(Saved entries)
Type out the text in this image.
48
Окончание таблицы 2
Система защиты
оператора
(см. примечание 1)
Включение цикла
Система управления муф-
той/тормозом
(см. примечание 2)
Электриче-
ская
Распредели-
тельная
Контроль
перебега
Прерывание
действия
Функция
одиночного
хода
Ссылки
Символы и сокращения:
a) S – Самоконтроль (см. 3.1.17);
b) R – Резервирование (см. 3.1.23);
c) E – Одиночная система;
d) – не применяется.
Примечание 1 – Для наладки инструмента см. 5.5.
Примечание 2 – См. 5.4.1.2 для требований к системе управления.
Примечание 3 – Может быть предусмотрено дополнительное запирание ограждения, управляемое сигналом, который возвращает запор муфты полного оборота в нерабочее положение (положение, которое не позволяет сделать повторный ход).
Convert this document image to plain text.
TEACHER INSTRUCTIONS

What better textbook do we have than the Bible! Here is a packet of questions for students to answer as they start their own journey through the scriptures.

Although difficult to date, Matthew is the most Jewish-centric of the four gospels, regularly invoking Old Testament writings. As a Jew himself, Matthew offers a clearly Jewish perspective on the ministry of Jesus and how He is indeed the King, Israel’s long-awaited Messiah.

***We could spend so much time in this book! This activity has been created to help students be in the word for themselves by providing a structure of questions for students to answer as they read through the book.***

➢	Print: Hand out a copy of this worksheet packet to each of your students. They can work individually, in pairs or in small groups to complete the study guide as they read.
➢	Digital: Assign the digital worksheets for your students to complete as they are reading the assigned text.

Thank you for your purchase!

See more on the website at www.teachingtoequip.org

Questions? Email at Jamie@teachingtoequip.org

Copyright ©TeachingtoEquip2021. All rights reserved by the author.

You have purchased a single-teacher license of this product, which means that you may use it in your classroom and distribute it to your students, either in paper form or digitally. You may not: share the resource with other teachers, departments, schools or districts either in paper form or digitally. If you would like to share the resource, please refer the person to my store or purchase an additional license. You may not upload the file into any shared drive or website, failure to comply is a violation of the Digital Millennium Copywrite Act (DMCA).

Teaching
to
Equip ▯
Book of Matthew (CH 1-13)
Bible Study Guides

- [GIVEN PROBLEM]: Find every line with "Digital" in the listing and state how many there are, nothing else.

- [TASK OUTPUT]: 2